Listing.
────────────────

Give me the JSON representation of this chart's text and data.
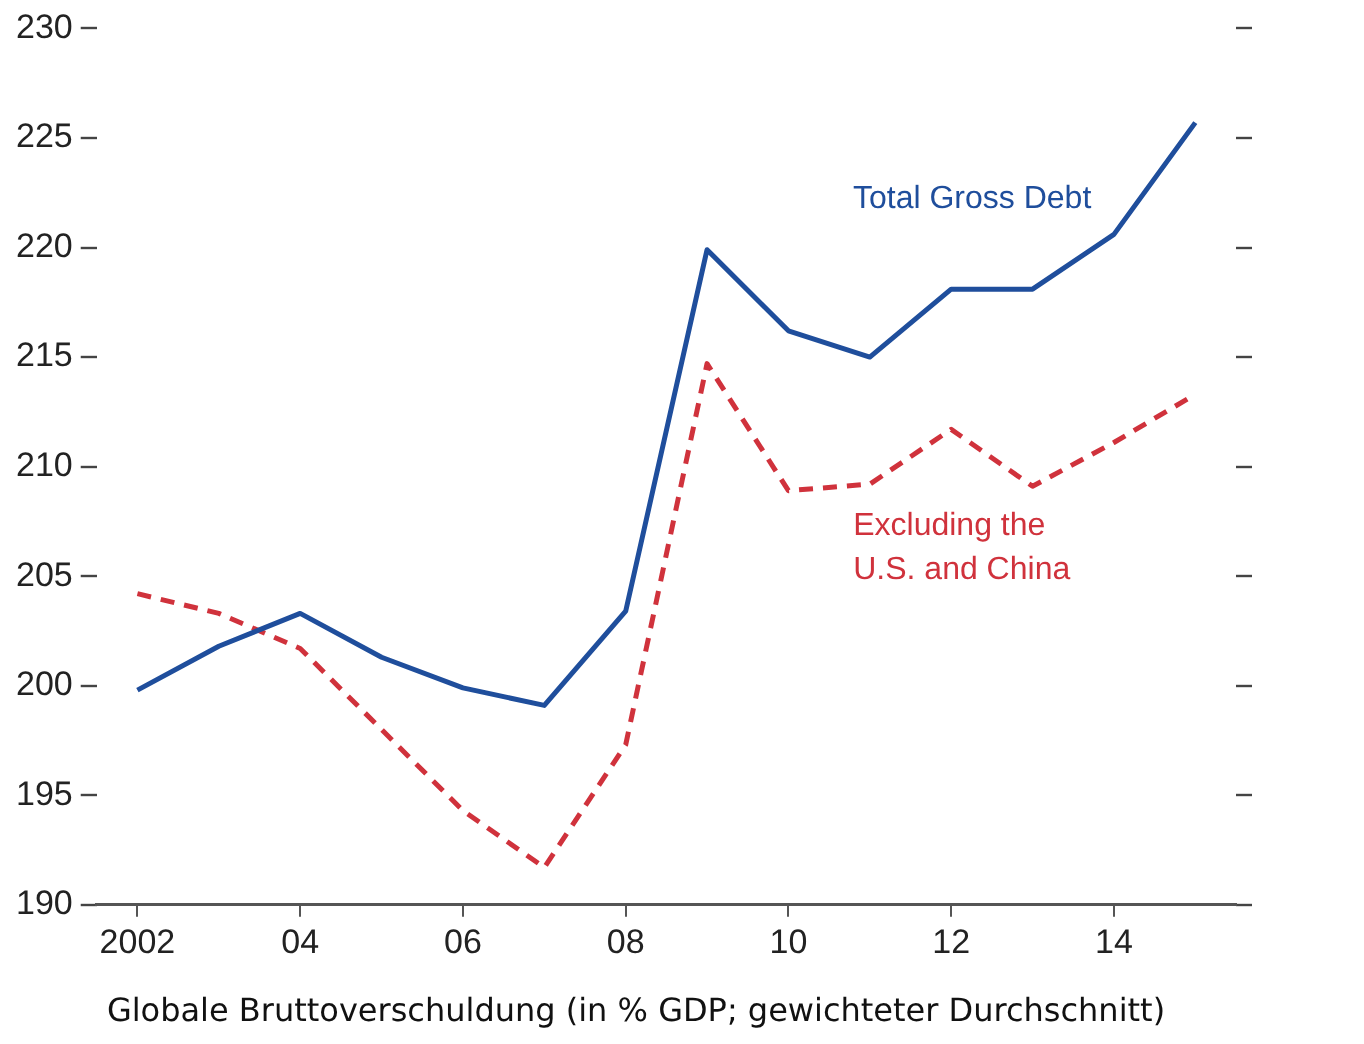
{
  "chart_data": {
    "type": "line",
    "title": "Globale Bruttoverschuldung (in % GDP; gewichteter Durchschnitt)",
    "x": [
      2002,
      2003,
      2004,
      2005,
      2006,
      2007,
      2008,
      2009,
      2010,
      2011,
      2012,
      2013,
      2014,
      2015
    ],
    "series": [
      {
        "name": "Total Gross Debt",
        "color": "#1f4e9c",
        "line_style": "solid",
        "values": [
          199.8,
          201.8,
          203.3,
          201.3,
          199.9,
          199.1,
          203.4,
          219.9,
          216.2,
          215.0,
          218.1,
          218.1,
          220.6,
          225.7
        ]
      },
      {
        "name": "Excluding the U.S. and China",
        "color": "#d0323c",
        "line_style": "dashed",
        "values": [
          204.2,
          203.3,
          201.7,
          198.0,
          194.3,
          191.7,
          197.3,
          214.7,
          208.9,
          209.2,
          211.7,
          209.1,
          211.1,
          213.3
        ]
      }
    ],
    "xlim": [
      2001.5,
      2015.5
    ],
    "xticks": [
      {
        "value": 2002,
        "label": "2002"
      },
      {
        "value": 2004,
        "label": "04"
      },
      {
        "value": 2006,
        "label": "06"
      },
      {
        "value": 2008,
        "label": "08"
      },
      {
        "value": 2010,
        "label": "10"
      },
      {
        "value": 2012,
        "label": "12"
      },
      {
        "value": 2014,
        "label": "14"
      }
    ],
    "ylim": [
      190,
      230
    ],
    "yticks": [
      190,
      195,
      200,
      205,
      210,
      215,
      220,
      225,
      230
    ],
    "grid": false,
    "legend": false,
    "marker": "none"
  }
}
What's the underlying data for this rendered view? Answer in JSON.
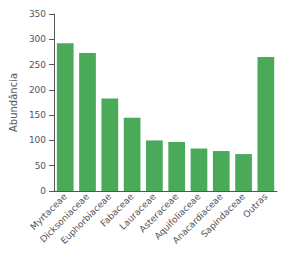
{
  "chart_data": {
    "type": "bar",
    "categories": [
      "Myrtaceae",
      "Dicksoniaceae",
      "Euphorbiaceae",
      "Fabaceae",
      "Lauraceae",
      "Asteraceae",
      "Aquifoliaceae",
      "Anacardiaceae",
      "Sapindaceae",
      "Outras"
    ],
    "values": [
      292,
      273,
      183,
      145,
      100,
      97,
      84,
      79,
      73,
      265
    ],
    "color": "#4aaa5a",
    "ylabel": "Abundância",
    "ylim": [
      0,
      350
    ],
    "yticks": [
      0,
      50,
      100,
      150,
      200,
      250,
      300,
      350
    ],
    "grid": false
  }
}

────────────────

Problem details.
Go through the data and gather every line that holds "name".

Result.
        "name": "Total Gross Debt",
        "name": "Excluding the U.S. and China",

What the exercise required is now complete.